> WRITTEN TASK
Each line that holds the string "Tuesday" counts once; say how many such lines there are and add nothing.

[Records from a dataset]
+-------+
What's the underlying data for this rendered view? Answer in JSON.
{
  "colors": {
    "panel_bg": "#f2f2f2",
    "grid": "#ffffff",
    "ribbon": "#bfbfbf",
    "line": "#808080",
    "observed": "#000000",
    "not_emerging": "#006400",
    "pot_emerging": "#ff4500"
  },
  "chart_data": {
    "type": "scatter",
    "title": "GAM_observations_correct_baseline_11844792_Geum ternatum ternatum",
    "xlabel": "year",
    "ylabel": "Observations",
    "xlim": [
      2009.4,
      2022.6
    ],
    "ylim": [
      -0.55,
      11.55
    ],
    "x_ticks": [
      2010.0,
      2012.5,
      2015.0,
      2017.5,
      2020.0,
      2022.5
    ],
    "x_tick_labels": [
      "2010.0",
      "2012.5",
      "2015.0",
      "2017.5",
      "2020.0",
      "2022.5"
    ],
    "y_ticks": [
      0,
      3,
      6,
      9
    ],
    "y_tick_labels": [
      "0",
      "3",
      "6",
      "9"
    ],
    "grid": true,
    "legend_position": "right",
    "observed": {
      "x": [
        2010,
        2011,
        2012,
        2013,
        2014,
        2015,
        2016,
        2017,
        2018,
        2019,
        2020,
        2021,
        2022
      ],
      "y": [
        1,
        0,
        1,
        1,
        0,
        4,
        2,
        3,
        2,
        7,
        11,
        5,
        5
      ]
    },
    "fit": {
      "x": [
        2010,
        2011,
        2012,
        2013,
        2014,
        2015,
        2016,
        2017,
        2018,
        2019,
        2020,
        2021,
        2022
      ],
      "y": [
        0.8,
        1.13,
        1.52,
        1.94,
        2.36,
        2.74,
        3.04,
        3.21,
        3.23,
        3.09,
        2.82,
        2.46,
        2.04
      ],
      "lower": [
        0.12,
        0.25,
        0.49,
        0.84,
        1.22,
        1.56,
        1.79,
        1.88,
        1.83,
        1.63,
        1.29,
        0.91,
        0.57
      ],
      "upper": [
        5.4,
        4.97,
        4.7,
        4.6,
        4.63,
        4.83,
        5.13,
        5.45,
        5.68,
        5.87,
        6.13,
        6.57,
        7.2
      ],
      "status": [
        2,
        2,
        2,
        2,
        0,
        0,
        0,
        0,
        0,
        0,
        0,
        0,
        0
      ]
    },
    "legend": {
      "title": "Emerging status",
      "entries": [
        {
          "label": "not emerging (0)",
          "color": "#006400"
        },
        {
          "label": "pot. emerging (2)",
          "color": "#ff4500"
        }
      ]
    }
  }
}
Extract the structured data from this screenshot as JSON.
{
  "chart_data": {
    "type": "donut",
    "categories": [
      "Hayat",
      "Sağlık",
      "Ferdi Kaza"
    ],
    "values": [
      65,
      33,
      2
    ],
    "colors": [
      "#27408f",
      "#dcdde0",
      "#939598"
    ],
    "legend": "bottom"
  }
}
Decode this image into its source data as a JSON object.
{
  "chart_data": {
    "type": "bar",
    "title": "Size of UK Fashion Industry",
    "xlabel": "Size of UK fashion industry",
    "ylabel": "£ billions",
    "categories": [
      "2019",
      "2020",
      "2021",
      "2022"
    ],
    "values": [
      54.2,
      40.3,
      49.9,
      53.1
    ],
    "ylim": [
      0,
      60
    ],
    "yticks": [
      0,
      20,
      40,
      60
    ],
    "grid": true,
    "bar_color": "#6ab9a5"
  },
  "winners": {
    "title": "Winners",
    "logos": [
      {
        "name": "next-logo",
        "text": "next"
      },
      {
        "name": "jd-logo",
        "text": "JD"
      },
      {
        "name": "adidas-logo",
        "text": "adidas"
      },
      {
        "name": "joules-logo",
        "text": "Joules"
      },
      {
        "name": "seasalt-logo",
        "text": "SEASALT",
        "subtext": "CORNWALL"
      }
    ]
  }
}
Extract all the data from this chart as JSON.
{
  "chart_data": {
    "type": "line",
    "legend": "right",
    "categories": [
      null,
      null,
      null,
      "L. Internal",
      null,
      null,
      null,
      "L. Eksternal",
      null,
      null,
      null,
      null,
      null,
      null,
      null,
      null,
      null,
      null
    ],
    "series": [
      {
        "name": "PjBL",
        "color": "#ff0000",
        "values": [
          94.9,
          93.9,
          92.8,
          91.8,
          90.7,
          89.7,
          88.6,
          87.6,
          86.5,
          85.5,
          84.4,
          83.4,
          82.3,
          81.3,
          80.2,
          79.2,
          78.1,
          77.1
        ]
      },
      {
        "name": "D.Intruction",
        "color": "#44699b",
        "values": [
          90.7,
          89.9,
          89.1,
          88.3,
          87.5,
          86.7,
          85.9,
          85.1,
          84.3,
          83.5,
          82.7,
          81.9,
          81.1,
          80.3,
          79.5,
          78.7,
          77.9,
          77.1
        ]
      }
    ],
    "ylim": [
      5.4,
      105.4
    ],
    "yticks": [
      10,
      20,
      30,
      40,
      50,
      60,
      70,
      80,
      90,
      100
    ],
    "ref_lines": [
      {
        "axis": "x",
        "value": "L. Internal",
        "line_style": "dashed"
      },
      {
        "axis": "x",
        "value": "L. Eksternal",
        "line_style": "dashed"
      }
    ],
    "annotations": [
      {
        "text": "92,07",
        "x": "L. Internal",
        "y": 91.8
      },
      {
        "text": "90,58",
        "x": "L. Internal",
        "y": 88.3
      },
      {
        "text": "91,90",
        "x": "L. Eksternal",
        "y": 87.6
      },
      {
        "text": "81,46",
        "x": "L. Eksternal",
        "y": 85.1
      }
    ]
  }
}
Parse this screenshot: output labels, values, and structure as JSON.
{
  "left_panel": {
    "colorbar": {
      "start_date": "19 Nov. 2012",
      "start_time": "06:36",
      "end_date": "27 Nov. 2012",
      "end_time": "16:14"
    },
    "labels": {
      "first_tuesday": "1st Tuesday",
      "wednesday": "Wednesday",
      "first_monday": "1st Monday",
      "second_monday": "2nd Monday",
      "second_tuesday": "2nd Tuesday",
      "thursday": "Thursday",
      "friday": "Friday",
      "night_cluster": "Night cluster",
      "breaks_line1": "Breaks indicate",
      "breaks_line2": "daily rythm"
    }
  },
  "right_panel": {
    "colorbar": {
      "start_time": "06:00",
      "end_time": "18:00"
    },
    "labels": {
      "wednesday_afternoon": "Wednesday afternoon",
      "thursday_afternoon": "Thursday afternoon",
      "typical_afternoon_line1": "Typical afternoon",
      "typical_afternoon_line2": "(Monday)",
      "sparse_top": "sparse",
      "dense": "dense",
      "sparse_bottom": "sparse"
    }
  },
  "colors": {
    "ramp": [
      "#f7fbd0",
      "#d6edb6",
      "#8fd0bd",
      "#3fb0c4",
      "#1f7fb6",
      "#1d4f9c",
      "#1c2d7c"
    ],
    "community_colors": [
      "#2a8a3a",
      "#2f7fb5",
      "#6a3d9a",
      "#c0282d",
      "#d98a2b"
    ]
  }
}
+-------+
> RESULT OF THE TASK
2